(Items from a dataset)
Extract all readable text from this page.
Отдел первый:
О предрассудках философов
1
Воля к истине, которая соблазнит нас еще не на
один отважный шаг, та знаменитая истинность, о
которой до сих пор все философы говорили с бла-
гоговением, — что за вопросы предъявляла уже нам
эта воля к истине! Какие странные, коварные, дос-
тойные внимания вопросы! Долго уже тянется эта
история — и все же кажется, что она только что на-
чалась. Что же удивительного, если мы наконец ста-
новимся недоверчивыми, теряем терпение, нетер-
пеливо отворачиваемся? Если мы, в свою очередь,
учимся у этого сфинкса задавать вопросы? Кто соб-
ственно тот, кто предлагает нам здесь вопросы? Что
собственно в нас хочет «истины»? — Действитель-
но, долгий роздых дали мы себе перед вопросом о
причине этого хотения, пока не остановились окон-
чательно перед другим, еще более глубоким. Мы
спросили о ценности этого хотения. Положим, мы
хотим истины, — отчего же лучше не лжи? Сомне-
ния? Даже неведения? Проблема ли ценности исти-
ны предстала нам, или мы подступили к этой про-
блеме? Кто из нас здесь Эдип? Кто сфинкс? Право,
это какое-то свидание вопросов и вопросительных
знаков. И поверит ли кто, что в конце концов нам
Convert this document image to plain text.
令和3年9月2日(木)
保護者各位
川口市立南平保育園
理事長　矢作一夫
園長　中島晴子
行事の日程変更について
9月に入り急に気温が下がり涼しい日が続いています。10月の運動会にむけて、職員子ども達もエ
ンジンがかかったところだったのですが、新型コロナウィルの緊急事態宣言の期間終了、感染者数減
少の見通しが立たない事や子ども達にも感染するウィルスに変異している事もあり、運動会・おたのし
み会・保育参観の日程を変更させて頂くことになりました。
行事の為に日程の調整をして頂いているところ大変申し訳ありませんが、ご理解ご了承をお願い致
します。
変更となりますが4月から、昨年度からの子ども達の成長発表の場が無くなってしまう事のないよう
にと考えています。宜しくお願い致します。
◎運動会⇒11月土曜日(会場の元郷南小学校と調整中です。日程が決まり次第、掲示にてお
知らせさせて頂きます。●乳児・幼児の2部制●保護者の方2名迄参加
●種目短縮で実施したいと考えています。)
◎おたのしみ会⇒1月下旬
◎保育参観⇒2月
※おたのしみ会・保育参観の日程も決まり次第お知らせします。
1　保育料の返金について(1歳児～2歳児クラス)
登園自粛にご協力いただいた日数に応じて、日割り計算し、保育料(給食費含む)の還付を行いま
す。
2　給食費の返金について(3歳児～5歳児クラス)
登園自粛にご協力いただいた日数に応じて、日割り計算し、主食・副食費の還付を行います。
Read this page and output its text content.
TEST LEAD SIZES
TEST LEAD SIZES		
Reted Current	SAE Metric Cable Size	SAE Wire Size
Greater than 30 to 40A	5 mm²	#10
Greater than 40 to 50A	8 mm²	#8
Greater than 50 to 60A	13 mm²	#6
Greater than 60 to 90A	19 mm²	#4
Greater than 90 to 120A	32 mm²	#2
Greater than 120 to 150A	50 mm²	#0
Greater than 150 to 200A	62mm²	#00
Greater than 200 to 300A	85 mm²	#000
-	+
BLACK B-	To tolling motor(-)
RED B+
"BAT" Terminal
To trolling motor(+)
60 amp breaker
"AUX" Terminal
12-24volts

→ **Short exercise**
Extract the full listing and reproduce each line exactly.

→ **Answer**
Extract all readable text from this page.
Отдел первый:
О предрассудках философов
1
Воля к истине, которая соблазнит нас еще не на
один отважный шаг, та знаменитая истинность, о
которой до сих пор все философы говорили с бла-
гоговением, — что за вопросы предъявляла уже нам
эта воля к истине! Какие странные, коварные, дос-
тойные внимания вопросы! Долго уже тянется эта
история — и все же кажется, что она только что на-
чалась. Что же удивительного, если мы наконец ста-
новимся недоверчивыми, теряем терпение, нетер-
пеливо отворачиваемся? Если мы, в свою очередь,
учимся у этого сфинкса задавать вопросы? Кто соб-
ственно тот, кто предлагает нам здесь вопросы? Что
собственно в нас хочет «истины»? — Действитель-
но, долгий роздых дали мы себе перед вопросом о
причине этого хотения, пока не остановились окон-
чательно перед другим, еще более глубоким. Мы
спросили о ценности этого хотения. Положим, мы
хотим истины, — отчего же лучше не лжи? Сомне-
ния? Даже неведения? Проблема ли ценности исти-
ны предстала нам, или мы подступили к этой про-
блеме? Кто из нас здесь Эдип? Кто сфинкс? Право,
это какое-то свидание вопросов и вопросительных
знаков. И поверит ли кто, что в конце концов нам
Convert this document image to plain text.
令和3年9月2日(木)
保護者各位
川口市立南平保育園
理事長　矢作一夫
園長　中島晴子
行事の日程変更について
9月に入り急に気温が下がり涼しい日が続いています。10月の運動会にむけて、職員子ども達もエ
ンジンがかかったところだったのですが、新型コロナウィルの緊急事態宣言の期間終了、感染者数減
少の見通しが立たない事や子ども達にも感染するウィルスに変異している事もあり、運動会・おたのし
み会・保育参観の日程を変更させて頂くことになりました。
行事の為に日程の調整をして頂いているところ大変申し訳ありませんが、ご理解ご了承をお願い致
します。
変更となりますが4月から、昨年度からの子ども達の成長発表の場が無くなってしまう事のないよう
にと考えています。宜しくお願い致します。
◎運動会⇒11月土曜日(会場の元郷南小学校と調整中です。日程が決まり次第、掲示にてお
知らせさせて頂きます。●乳児・幼児の2部制●保護者の方2名迄参加
●種目短縮で実施したいと考えています。)
◎おたのしみ会⇒1月下旬
◎保育参観⇒2月
※おたのしみ会・保育参観の日程も決まり次第お知らせします。
1　保育料の返金について(1歳児～2歳児クラス)
登園自粛にご協力いただいた日数に応じて、日割り計算し、保育料(給食費含む)の還付を行いま
す。
2　給食費の返金について(3歳児～5歳児クラス)
登園自粛にご協力いただいた日数に応じて、日割り計算し、主食・副食費の還付を行います。
Read this page and output its text content.
TEST LEAD SIZES
TEST LEAD SIZES		
Reted Current	SAE Metric Cable Size	SAE Wire Size
Greater than 30 to 40A	5 mm²	#10
Greater than 40 to 50A	8 mm²	#8
Greater than 50 to 60A	13 mm²	#6
Greater than 60 to 90A	19 mm²	#4
Greater than 90 to 120A	32 mm²	#2
Greater than 120 to 150A	50 mm²	#0
Greater than 150 to 200A	62mm²	#00
Greater than 200 to 300A	85 mm²	#000
-	+
BLACK B-	To tolling motor(-)
RED B+
"BAT" Terminal
To trolling motor(+)
60 amp breaker
"AUX" Terminal
12-24volts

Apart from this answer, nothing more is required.